Given task ▸
Your task is to print all of the data word for word.

Given data ▸
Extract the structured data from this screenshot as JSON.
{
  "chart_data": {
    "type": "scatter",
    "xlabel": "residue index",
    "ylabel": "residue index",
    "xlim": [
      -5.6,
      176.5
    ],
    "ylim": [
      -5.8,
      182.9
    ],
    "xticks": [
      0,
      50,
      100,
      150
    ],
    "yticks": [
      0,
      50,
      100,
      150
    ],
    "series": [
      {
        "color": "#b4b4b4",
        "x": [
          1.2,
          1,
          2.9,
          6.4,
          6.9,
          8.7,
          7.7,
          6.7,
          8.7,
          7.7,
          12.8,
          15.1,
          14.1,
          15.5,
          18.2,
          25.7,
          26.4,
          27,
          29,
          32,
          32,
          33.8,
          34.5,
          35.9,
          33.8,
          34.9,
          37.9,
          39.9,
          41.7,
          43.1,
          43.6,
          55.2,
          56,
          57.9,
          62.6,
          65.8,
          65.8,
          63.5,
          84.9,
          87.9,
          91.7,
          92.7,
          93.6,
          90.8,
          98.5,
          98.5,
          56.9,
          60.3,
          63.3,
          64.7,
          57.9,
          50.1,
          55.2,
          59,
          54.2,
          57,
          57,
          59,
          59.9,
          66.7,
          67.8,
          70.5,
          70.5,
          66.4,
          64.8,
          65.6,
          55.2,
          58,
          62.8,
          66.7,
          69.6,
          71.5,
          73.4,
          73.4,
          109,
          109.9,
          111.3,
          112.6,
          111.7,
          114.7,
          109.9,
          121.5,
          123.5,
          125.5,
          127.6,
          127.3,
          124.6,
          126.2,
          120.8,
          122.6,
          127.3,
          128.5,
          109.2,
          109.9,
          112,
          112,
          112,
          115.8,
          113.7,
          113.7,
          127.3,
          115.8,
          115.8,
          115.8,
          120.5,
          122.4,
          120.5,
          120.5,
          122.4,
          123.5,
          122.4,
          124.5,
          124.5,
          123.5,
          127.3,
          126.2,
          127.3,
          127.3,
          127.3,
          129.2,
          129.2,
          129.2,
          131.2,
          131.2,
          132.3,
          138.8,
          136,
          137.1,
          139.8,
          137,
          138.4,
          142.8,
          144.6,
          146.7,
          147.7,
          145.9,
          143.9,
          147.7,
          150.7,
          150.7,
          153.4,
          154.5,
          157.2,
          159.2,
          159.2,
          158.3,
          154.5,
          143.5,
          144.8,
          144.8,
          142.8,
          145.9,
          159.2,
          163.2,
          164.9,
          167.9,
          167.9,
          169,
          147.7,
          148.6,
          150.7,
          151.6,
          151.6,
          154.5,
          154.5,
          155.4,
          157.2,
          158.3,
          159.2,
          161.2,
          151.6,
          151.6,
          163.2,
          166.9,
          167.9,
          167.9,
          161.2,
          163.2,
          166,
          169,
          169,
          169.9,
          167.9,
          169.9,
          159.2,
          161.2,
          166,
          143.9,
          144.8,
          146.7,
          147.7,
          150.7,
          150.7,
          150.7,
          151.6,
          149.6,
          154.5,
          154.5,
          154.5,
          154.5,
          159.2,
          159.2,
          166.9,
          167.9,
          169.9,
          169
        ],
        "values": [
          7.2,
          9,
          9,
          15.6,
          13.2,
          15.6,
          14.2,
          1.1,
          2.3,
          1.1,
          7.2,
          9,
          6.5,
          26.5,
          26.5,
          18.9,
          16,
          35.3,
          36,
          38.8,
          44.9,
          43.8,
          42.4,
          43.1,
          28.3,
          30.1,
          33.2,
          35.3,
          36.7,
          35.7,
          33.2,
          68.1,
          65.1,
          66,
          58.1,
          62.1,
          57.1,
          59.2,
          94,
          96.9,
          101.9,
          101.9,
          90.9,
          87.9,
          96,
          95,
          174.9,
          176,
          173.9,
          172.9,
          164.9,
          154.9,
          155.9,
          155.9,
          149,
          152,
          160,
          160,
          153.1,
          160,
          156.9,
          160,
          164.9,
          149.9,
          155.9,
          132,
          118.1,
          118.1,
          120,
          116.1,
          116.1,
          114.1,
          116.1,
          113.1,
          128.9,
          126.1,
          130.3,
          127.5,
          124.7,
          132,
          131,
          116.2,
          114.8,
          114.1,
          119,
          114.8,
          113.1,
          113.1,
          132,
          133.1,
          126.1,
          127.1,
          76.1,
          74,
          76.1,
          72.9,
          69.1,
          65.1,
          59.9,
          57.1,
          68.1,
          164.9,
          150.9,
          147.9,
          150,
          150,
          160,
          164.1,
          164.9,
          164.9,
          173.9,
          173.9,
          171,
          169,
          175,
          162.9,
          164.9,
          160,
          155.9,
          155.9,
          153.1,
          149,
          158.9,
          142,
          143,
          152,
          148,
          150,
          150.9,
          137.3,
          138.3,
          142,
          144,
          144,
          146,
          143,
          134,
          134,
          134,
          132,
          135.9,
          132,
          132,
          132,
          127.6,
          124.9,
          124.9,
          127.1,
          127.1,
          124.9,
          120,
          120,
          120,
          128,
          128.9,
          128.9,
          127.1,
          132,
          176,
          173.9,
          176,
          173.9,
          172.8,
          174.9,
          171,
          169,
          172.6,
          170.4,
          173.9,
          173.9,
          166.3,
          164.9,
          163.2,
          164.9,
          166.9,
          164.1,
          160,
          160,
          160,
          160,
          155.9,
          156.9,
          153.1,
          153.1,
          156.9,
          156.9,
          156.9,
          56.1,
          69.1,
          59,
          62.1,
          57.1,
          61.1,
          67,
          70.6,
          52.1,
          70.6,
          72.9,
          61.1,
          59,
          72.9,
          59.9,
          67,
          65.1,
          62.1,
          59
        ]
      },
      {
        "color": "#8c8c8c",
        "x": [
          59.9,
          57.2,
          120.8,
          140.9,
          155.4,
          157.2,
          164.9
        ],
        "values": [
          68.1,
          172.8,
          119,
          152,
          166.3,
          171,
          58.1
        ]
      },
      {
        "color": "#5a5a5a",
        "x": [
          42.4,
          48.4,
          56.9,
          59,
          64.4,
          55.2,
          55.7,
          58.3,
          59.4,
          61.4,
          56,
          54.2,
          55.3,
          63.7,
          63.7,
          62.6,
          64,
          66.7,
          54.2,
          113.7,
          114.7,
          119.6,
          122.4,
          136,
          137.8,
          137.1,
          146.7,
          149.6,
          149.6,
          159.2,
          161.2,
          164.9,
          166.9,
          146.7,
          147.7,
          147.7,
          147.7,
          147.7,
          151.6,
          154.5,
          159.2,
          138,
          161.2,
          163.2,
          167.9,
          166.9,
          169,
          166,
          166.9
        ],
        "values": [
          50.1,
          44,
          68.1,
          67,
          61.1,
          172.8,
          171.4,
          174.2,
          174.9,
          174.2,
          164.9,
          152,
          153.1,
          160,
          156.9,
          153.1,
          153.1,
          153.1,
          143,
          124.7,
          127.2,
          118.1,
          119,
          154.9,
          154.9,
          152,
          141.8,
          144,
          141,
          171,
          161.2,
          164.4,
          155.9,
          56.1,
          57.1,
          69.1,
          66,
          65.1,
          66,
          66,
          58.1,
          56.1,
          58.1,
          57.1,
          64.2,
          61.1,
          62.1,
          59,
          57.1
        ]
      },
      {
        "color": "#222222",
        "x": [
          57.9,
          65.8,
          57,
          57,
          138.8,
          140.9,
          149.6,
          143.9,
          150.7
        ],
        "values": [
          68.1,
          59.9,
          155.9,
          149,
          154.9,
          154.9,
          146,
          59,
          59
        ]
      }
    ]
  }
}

Completed exercise ▸
Extract the structured data from this screenshot as JSON.
{
  "chart_data": {
    "type": "scatter",
    "xlabel": "residue index",
    "ylabel": "residue index",
    "xlim": [
      -5.6,
      176.5
    ],
    "ylim": [
      -5.8,
      182.9
    ],
    "xticks": [
      0,
      50,
      100,
      150
    ],
    "yticks": [
      0,
      50,
      100,
      150
    ],
    "series": [
      {
        "color": "#b4b4b4",
        "x": [
          1.2,
          1,
          2.9,
          6.4,
          6.9,
          8.7,
          7.7,
          6.7,
          8.7,
          7.7,
          12.8,
          15.1,
          14.1,
          15.5,
          18.2,
          25.7,
          26.4,
          27,
          29,
          32,
          32,
          33.8,
          34.5,
          35.9,
          33.8,
          34.9,
          37.9,
          39.9,
          41.7,
          43.1,
          43.6,
          55.2,
          56,
          57.9,
          62.6,
          65.8,
          65.8,
          63.5,
          84.9,
          87.9,
          91.7,
          92.7,
          93.6,
          90.8,
          98.5,
          98.5,
          56.9,
          60.3,
          63.3,
          64.7,
          57.9,
          50.1,
          55.2,
          59,
          54.2,
          57,
          57,
          59,
          59.9,
          66.7,
          67.8,
          70.5,
          70.5,
          66.4,
          64.8,
          65.6,
          55.2,
          58,
          62.8,
          66.7,
          69.6,
          71.5,
          73.4,
          73.4,
          109,
          109.9,
          111.3,
          112.6,
          111.7,
          114.7,
          109.9,
          121.5,
          123.5,
          125.5,
          127.6,
          127.3,
          124.6,
          126.2,
          120.8,
          122.6,
          127.3,
          128.5,
          109.2,
          109.9,
          112,
          112,
          112,
          115.8,
          113.7,
          113.7,
          127.3,
          115.8,
          115.8,
          115.8,
          120.5,
          122.4,
          120.5,
          120.5,
          122.4,
          123.5,
          122.4,
          124.5,
          124.5,
          123.5,
          127.3,
          126.2,
          127.3,
          127.3,
          127.3,
          129.2,
          129.2,
          129.2,
          131.2,
          131.2,
          132.3,
          138.8,
          136,
          137.1,
          139.8,
          137,
          138.4,
          142.8,
          144.6,
          146.7,
          147.7,
          145.9,
          143.9,
          147.7,
          150.7,
          150.7,
          153.4,
          154.5,
          157.2,
          159.2,
          159.2,
          158.3,
          154.5,
          143.5,
          144.8,
          144.8,
          142.8,
          145.9,
          159.2,
          163.2,
          164.9,
          167.9,
          167.9,
          169,
          147.7,
          148.6,
          150.7,
          151.6,
          151.6,
          154.5,
          154.5,
          155.4,
          157.2,
          158.3,
          159.2,
          161.2,
          151.6,
          151.6,
          163.2,
          166.9,
          167.9,
          167.9,
          161.2,
          163.2,
          166,
          169,
          169,
          169.9,
          167.9,
          169.9,
          159.2,
          161.2,
          166,
          143.9,
          144.8,
          146.7,
          147.7,
          150.7,
          150.7,
          150.7,
          151.6,
          149.6,
          154.5,
          154.5,
          154.5,
          154.5,
          159.2,
          159.2,
          166.9,
          167.9,
          169.9,
          169
        ],
        "values": [
          7.2,
          9,
          9,
          15.6,
          13.2,
          15.6,
          14.2,
          1.1,
          2.3,
          1.1,
          7.2,
          9,
          6.5,
          26.5,
          26.5,
          18.9,
          16,
          35.3,
          36,
          38.8,
          44.9,
          43.8,
          42.4,
          43.1,
          28.3,
          30.1,
          33.2,
          35.3,
          36.7,
          35.7,
          33.2,
          68.1,
          65.1,
          66,
          58.1,
          62.1,
          57.1,
          59.2,
          94,
          96.9,
          101.9,
          101.9,
          90.9,
          87.9,
          96,
          95,
          174.9,
          176,
          173.9,
          172.9,
          164.9,
          154.9,
          155.9,
          155.9,
          149,
          152,
          160,
          160,
          153.1,
          160,
          156.9,
          160,
          164.9,
          149.9,
          155.9,
          132,
          118.1,
          118.1,
          120,
          116.1,
          116.1,
          114.1,
          116.1,
          113.1,
          128.9,
          126.1,
          130.3,
          127.5,
          124.7,
          132,
          131,
          116.2,
          114.8,
          114.1,
          119,
          114.8,
          113.1,
          113.1,
          132,
          133.1,
          126.1,
          127.1,
          76.1,
          74,
          76.1,
          72.9,
          69.1,
          65.1,
          59.9,
          57.1,
          68.1,
          164.9,
          150.9,
          147.9,
          150,
          150,
          160,
          164.1,
          164.9,
          164.9,
          173.9,
          173.9,
          171,
          169,
          175,
          162.9,
          164.9,
          160,
          155.9,
          155.9,
          153.1,
          149,
          158.9,
          142,
          143,
          152,
          148,
          150,
          150.9,
          137.3,
          138.3,
          142,
          144,
          144,
          146,
          143,
          134,
          134,
          134,
          132,
          135.9,
          132,
          132,
          132,
          127.6,
          124.9,
          124.9,
          127.1,
          127.1,
          124.9,
          120,
          120,
          120,
          128,
          128.9,
          128.9,
          127.1,
          132,
          176,
          173.9,
          176,
          173.9,
          172.8,
          174.9,
          171,
          169,
          172.6,
          170.4,
          173.9,
          173.9,
          166.3,
          164.9,
          163.2,
          164.9,
          166.9,
          164.1,
          160,
          160,
          160,
          160,
          155.9,
          156.9,
          153.1,
          153.1,
          156.9,
          156.9,
          156.9,
          56.1,
          69.1,
          59,
          62.1,
          57.1,
          61.1,
          67,
          70.6,
          52.1,
          70.6,
          72.9,
          61.1,
          59,
          72.9,
          59.9,
          67,
          65.1,
          62.1,
          59
        ]
      },
      {
        "color": "#8c8c8c",
        "x": [
          59.9,
          57.2,
          120.8,
          140.9,
          155.4,
          157.2,
          164.9
        ],
        "values": [
          68.1,
          172.8,
          119,
          152,
          166.3,
          171,
          58.1
        ]
      },
      {
        "color": "#5a5a5a",
        "x": [
          42.4,
          48.4,
          56.9,
          59,
          64.4,
          55.2,
          55.7,
          58.3,
          59.4,
          61.4,
          56,
          54.2,
          55.3,
          63.7,
          63.7,
          62.6,
          64,
          66.7,
          54.2,
          113.7,
          114.7,
          119.6,
          122.4,
          136,
          137.8,
          137.1,
          146.7,
          149.6,
          149.6,
          159.2,
          161.2,
          164.9,
          166.9,
          146.7,
          147.7,
          147.7,
          147.7,
          147.7,
          151.6,
          154.5,
          159.2,
          138,
          161.2,
          163.2,
          167.9,
          166.9,
          169,
          166,
          166.9
        ],
        "values": [
          50.1,
          44,
          68.1,
          67,
          61.1,
          172.8,
          171.4,
          174.2,
          174.9,
          174.2,
          164.9,
          152,
          153.1,
          160,
          156.9,
          153.1,
          153.1,
          153.1,
          143,
          124.7,
          127.2,
          118.1,
          119,
          154.9,
          154.9,
          152,
          141.8,
          144,
          141,
          171,
          161.2,
          164.4,
          155.9,
          56.1,
          57.1,
          69.1,
          66,
          65.1,
          66,
          66,
          58.1,
          56.1,
          58.1,
          57.1,
          64.2,
          61.1,
          62.1,
          59,
          57.1
        ]
      },
      {
        "color": "#222222",
        "x": [
          57.9,
          65.8,
          57,
          57,
          138.8,
          140.9,
          149.6,
          143.9,
          150.7
        ],
        "values": [
          68.1,
          59.9,
          155.9,
          149,
          154.9,
          154.9,
          146,
          59,
          59
        ]
      }
    ]
  }
}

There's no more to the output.